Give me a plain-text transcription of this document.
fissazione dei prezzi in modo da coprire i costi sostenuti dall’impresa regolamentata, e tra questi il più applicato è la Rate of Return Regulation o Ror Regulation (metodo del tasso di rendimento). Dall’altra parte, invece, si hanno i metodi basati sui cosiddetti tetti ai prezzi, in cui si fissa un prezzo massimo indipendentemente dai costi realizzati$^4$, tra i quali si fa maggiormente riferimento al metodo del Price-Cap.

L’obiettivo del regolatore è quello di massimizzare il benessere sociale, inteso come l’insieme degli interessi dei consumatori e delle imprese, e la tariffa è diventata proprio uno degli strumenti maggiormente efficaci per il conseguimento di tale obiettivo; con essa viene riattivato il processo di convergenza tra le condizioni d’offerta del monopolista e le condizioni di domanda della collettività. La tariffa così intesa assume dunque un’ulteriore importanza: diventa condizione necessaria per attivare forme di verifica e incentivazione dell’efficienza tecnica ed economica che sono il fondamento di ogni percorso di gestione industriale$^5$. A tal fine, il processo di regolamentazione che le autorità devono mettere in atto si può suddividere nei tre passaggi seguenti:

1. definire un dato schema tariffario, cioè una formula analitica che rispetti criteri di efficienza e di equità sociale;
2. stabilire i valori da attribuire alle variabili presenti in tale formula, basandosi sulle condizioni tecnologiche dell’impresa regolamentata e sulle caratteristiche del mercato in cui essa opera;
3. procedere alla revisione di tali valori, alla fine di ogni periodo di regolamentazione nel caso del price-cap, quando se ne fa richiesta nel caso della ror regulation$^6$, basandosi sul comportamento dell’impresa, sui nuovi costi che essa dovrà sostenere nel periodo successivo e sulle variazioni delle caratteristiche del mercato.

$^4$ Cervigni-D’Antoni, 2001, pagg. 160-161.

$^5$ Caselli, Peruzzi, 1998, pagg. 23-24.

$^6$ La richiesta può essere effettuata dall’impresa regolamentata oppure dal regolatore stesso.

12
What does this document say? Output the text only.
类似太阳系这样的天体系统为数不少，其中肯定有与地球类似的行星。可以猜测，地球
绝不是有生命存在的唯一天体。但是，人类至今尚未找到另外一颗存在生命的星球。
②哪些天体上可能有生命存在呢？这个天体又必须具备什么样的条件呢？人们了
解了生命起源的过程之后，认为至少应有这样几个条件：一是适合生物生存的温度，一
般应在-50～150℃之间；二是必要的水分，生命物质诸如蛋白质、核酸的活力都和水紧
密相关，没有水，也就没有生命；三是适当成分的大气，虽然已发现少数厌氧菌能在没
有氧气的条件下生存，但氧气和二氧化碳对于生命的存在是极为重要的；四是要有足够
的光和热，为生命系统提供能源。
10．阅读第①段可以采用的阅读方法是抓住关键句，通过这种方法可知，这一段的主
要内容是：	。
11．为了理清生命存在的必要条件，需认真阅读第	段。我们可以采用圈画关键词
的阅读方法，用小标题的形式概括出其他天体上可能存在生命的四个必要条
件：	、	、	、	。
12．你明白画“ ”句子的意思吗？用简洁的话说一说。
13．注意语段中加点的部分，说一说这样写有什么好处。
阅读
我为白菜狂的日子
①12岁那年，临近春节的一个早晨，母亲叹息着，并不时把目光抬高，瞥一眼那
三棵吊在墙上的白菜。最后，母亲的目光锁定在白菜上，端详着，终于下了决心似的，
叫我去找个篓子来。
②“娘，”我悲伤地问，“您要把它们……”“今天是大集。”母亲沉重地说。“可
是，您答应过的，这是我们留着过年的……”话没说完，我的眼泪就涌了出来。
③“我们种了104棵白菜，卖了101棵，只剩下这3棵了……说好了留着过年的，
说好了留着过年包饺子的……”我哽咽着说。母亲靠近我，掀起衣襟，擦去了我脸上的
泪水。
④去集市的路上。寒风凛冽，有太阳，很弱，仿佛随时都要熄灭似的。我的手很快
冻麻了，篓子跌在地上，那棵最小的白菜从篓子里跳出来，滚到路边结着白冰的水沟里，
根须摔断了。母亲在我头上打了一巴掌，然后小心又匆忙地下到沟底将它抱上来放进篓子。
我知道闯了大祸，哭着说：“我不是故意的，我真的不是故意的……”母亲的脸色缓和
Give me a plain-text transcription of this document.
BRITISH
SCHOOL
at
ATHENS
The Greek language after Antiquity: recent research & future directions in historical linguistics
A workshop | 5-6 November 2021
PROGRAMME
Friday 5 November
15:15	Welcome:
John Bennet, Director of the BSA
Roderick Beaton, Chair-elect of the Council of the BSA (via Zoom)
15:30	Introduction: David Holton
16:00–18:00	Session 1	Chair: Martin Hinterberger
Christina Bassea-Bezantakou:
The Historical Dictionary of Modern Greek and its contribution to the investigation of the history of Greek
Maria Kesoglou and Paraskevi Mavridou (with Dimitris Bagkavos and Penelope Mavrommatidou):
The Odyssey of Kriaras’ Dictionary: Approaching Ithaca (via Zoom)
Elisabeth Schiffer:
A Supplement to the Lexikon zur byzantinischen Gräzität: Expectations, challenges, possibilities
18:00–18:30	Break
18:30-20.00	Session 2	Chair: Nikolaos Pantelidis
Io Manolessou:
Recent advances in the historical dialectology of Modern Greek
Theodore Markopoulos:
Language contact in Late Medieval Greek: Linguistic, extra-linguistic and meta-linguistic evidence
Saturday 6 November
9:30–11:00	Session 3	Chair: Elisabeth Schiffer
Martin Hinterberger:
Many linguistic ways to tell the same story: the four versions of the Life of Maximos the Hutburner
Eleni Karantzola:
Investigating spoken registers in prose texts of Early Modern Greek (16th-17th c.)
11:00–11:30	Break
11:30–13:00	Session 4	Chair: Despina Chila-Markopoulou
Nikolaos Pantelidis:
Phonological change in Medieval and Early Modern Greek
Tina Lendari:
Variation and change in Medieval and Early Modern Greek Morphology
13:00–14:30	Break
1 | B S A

-=-=-=-=-

Stated goal: Give only the number of lines in the entries that contain "Pantelidis".

Answer: 2